**WHAT YOU ARE ASKED TO DO**: Output every entry exactly as given.

**LISTED ENTRIES**:
---
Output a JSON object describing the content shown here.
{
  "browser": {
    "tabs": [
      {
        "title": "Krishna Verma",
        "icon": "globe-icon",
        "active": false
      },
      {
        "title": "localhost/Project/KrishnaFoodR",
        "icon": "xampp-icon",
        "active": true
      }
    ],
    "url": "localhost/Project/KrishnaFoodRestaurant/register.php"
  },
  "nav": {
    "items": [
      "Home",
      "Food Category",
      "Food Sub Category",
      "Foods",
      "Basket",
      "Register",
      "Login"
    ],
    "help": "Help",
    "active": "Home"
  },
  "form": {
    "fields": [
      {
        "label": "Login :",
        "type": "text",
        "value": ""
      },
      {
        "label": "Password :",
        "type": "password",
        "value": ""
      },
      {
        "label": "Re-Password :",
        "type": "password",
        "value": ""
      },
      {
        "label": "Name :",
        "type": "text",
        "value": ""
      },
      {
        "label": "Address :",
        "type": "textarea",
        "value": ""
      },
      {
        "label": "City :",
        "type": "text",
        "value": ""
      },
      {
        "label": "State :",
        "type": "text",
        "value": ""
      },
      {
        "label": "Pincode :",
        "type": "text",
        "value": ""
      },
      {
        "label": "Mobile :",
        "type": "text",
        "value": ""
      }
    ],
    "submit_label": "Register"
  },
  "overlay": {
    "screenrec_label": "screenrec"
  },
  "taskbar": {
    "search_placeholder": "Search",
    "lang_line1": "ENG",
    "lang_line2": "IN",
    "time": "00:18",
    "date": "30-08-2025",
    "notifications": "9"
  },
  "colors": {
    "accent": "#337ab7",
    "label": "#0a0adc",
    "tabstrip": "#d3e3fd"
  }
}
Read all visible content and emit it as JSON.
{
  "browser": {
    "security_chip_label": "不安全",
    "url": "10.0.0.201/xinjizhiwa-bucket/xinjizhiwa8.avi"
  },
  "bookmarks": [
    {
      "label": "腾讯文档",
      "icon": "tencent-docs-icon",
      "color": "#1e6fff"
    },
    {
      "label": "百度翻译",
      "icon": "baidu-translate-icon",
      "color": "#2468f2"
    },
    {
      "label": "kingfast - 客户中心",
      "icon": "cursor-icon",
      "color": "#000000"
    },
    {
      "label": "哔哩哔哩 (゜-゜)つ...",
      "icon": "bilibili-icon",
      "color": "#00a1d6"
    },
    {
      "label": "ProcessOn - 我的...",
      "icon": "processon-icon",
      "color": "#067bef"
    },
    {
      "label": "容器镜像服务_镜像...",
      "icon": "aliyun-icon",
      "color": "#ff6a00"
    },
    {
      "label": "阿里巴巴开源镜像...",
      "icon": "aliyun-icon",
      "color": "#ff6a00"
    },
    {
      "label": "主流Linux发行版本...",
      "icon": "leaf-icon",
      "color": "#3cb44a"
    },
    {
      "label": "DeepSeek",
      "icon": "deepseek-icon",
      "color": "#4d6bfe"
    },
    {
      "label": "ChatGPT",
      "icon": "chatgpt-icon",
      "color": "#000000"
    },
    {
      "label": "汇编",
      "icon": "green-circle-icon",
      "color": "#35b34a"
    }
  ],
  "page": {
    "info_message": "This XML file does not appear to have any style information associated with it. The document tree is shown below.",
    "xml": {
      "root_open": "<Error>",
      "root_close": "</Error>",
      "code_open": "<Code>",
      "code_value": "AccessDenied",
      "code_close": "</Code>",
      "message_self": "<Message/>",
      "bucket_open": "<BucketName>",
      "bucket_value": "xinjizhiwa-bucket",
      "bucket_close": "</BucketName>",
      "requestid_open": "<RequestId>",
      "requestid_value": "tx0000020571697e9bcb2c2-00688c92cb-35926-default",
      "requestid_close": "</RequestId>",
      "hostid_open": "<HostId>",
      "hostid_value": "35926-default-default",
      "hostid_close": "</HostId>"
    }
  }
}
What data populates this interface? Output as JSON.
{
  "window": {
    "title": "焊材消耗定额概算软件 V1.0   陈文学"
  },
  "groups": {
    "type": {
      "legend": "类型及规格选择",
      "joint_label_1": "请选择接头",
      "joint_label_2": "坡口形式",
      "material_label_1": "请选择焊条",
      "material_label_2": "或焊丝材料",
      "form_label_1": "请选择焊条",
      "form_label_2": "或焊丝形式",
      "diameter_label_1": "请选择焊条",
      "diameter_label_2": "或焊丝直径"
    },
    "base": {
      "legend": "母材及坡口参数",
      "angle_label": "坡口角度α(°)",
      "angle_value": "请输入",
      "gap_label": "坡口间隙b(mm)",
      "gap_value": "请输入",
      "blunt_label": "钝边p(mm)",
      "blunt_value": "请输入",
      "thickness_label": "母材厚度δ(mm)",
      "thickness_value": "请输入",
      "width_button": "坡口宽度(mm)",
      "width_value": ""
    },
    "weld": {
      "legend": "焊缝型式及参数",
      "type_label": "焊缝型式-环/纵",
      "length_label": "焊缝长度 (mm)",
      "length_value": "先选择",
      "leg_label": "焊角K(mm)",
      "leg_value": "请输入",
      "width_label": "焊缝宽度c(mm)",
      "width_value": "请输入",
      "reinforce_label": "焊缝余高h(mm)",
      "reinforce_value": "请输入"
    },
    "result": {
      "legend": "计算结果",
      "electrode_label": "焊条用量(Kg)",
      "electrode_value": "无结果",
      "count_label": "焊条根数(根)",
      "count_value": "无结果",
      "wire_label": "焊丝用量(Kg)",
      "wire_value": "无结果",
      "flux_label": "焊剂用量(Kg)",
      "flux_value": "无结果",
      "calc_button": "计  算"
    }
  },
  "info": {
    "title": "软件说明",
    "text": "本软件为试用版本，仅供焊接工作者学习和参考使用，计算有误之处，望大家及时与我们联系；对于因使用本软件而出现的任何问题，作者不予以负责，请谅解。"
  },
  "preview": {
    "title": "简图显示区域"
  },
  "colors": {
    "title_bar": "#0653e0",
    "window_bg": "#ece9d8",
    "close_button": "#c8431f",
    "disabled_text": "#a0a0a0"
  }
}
---
**RESPONSE TO THIS TASK**:
Output a JSON object describing the content shown here.
{
  "browser": {
    "tabs": [
      {
        "title": "Krishna Verma",
        "icon": "globe-icon",
        "active": false
      },
      {
        "title": "localhost/Project/KrishnaFoodR",
        "icon": "xampp-icon",
        "active": true
      }
    ],
    "url": "localhost/Project/KrishnaFoodRestaurant/register.php"
  },
  "nav": {
    "items": [
      "Home",
      "Food Category",
      "Food Sub Category",
      "Foods",
      "Basket",
      "Register",
      "Login"
    ],
    "help": "Help",
    "active": "Home"
  },
  "form": {
    "fields": [
      {
        "label": "Login :",
        "type": "text",
        "value": ""
      },
      {
        "label": "Password :",
        "type": "password",
        "value": ""
      },
      {
        "label": "Re-Password :",
        "type": "password",
        "value": ""
      },
      {
        "label": "Name :",
        "type": "text",
        "value": ""
      },
      {
        "label": "Address :",
        "type": "textarea",
        "value": ""
      },
      {
        "label": "City :",
        "type": "text",
        "value": ""
      },
      {
        "label": "State :",
        "type": "text",
        "value": ""
      },
      {
        "label": "Pincode :",
        "type": "text",
        "value": ""
      },
      {
        "label": "Mobile :",
        "type": "text",
        "value": ""
      }
    ],
    "submit_label": "Register"
  },
  "overlay": {
    "screenrec_label": "screenrec"
  },
  "taskbar": {
    "search_placeholder": "Search",
    "lang_line1": "ENG",
    "lang_line2": "IN",
    "time": "00:18",
    "date": "30-08-2025",
    "notifications": "9"
  },
  "colors": {
    "accent": "#337ab7",
    "label": "#0a0adc",
    "tabstrip": "#d3e3fd"
  }
}
Read all visible content and emit it as JSON.
{
  "browser": {
    "security_chip_label": "不安全",
    "url": "10.0.0.201/xinjizhiwa-bucket/xinjizhiwa8.avi"
  },
  "bookmarks": [
    {
      "label": "腾讯文档",
      "icon": "tencent-docs-icon",
      "color": "#1e6fff"
    },
    {
      "label": "百度翻译",
      "icon": "baidu-translate-icon",
      "color": "#2468f2"
    },
    {
      "label": "kingfast - 客户中心",
      "icon": "cursor-icon",
      "color": "#000000"
    },
    {
      "label": "哔哩哔哩 (゜-゜)つ...",
      "icon": "bilibili-icon",
      "color": "#00a1d6"
    },
    {
      "label": "ProcessOn - 我的...",
      "icon": "processon-icon",
      "color": "#067bef"
    },
    {
      "label": "容器镜像服务_镜像...",
      "icon": "aliyun-icon",
      "color": "#ff6a00"
    },
    {
      "label": "阿里巴巴开源镜像...",
      "icon": "aliyun-icon",
      "color": "#ff6a00"
    },
    {
      "label": "主流Linux发行版本...",
      "icon": "leaf-icon",
      "color": "#3cb44a"
    },
    {
      "label": "DeepSeek",
      "icon": "deepseek-icon",
      "color": "#4d6bfe"
    },
    {
      "label": "ChatGPT",
      "icon": "chatgpt-icon",
      "color": "#000000"
    },
    {
      "label": "汇编",
      "icon": "green-circle-icon",
      "color": "#35b34a"
    }
  ],
  "page": {
    "info_message": "This XML file does not appear to have any style information associated with it. The document tree is shown below.",
    "xml": {
      "root_open": "<Error>",
      "root_close": "</Error>",
      "code_open": "<Code>",
      "code_value": "AccessDenied",
      "code_close": "</Code>",
      "message_self": "<Message/>",
      "bucket_open": "<BucketName>",
      "bucket_value": "xinjizhiwa-bucket",
      "bucket_close": "</BucketName>",
      "requestid_open": "<RequestId>",
      "requestid_value": "tx0000020571697e9bcb2c2-00688c92cb-35926-default",
      "requestid_close": "</RequestId>",
      "hostid_open": "<HostId>",
      "hostid_value": "35926-default-default",
      "hostid_close": "</HostId>"
    }
  }
}
What data populates this interface? Output as JSON.
{
  "window": {
    "title": "焊材消耗定额概算软件 V1.0   陈文学"
  },
  "groups": {
    "type": {
      "legend": "类型及规格选择",
      "joint_label_1": "请选择接头",
      "joint_label_2": "坡口形式",
      "material_label_1": "请选择焊条",
      "material_label_2": "或焊丝材料",
      "form_label_1": "请选择焊条",
      "form_label_2": "或焊丝形式",
      "diameter_label_1": "请选择焊条",
      "diameter_label_2": "或焊丝直径"
    },
    "base": {
      "legend": "母材及坡口参数",
      "angle_label": "坡口角度α(°)",
      "angle_value": "请输入",
      "gap_label": "坡口间隙b(mm)",
      "gap_value": "请输入",
      "blunt_label": "钝边p(mm)",
      "blunt_value": "请输入",
      "thickness_label": "母材厚度δ(mm)",
      "thickness_value": "请输入",
      "width_button": "坡口宽度(mm)",
      "width_value": ""
    },
    "weld": {
      "legend": "焊缝型式及参数",
      "type_label": "焊缝型式-环/纵",
      "length_label": "焊缝长度 (mm)",
      "length_value": "先选择",
      "leg_label": "焊角K(mm)",
      "leg_value": "请输入",
      "width_label": "焊缝宽度c(mm)",
      "width_value": "请输入",
      "reinforce_label": "焊缝余高h(mm)",
      "reinforce_value": "请输入"
    },
    "result": {
      "legend": "计算结果",
      "electrode_label": "焊条用量(Kg)",
      "electrode_value": "无结果",
      "count_label": "焊条根数(根)",
      "count_value": "无结果",
      "wire_label": "焊丝用量(Kg)",
      "wire_value": "无结果",
      "flux_label": "焊剂用量(Kg)",
      "flux_value": "无结果",
      "calc_button": "计  算"
    }
  },
  "info": {
    "title": "软件说明",
    "text": "本软件为试用版本，仅供焊接工作者学习和参考使用，计算有误之处，望大家及时与我们联系；对于因使用本软件而出现的任何问题，作者不予以负责，请谅解。"
  },
  "preview": {
    "title": "简图显示区域"
  },
  "colors": {
    "title_bar": "#0653e0",
    "window_bg": "#ece9d8",
    "close_button": "#c8431f",
    "disabled_text": "#a0a0a0"
  }
}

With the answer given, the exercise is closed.